───── Dataset excerpts ─────

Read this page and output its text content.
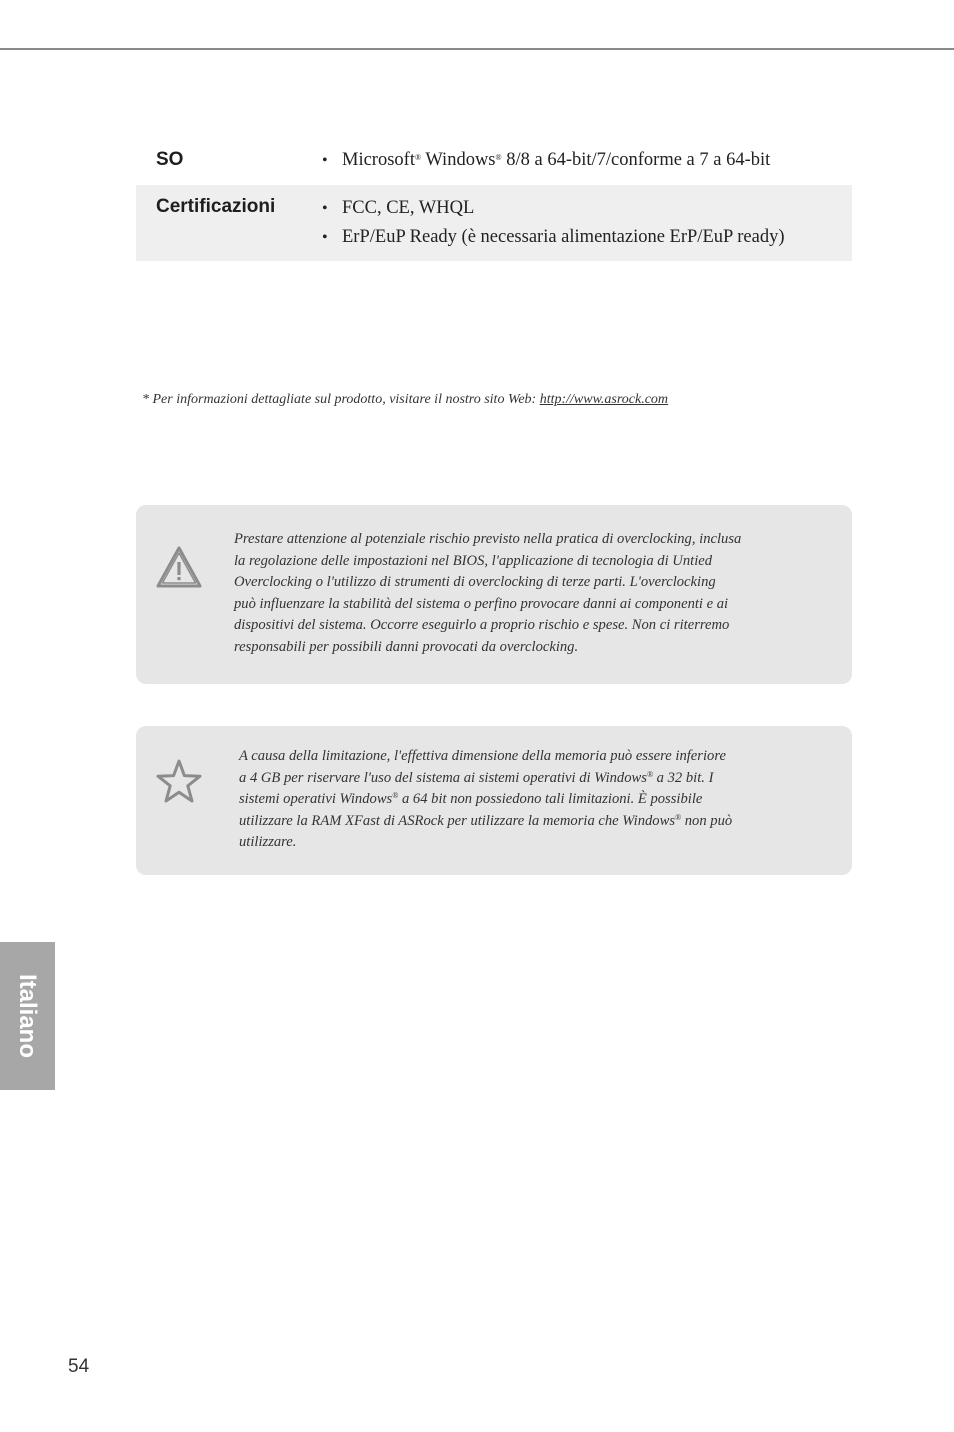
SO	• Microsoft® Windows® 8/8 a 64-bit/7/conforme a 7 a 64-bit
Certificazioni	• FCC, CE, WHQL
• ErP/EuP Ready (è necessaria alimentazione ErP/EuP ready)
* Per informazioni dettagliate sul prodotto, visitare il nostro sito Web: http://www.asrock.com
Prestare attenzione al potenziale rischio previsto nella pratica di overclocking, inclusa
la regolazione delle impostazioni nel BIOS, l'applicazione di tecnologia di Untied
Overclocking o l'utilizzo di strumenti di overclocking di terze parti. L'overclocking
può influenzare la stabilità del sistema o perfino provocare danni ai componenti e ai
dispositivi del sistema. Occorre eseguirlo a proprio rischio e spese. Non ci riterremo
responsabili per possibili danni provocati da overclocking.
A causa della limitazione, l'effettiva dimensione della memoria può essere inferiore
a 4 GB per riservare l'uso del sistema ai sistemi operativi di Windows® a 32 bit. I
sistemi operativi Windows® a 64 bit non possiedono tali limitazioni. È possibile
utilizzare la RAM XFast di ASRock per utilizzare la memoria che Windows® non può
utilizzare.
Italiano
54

─────
───── Dataset excerpts ─────

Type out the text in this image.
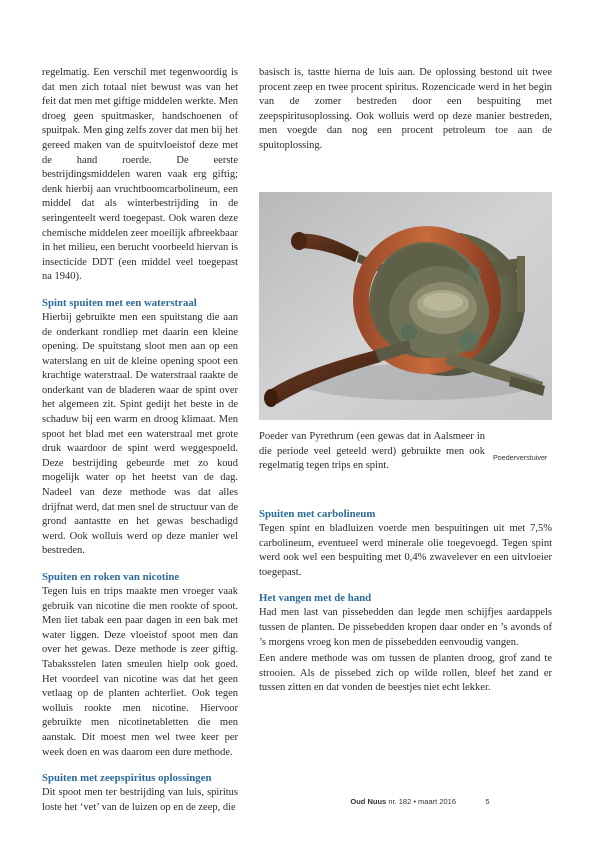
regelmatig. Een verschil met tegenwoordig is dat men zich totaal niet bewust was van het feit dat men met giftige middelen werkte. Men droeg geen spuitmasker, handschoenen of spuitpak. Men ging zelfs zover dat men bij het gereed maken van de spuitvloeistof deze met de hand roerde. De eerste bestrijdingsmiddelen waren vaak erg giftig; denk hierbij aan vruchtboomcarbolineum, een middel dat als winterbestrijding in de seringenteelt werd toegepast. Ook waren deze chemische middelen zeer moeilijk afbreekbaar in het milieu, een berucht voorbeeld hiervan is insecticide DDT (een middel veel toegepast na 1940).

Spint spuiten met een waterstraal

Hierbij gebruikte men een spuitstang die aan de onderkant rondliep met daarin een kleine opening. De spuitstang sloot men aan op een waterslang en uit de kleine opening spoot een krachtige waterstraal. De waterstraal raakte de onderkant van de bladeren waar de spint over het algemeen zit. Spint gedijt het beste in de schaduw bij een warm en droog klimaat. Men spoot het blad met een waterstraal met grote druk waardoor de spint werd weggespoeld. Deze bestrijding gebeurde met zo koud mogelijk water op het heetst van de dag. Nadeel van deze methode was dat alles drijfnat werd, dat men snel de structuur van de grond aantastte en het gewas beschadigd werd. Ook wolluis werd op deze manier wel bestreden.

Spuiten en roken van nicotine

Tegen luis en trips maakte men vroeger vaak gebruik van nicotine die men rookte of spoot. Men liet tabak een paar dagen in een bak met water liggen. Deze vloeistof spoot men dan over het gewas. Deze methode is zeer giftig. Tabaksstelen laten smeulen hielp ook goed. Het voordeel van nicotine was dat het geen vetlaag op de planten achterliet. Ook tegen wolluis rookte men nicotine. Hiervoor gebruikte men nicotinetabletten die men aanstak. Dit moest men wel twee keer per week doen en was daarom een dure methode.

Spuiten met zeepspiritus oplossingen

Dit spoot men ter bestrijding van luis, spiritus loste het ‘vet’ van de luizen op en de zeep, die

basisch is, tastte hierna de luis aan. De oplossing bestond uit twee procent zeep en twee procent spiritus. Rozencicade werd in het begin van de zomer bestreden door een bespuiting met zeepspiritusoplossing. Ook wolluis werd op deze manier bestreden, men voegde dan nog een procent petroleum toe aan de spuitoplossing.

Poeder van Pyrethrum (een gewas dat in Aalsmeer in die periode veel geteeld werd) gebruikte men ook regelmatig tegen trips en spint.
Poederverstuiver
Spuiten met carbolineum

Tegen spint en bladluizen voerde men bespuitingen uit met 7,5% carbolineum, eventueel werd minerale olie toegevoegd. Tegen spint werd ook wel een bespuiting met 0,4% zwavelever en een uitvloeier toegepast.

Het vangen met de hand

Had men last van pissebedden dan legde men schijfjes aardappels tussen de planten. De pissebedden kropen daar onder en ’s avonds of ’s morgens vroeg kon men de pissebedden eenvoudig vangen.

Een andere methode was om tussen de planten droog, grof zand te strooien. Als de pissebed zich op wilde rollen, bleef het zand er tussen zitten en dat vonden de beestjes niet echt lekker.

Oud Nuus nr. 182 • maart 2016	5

─────

## Problem details
Looking at the entries above, state how many lines contain "twee"; give the number alone.

## Full answer
2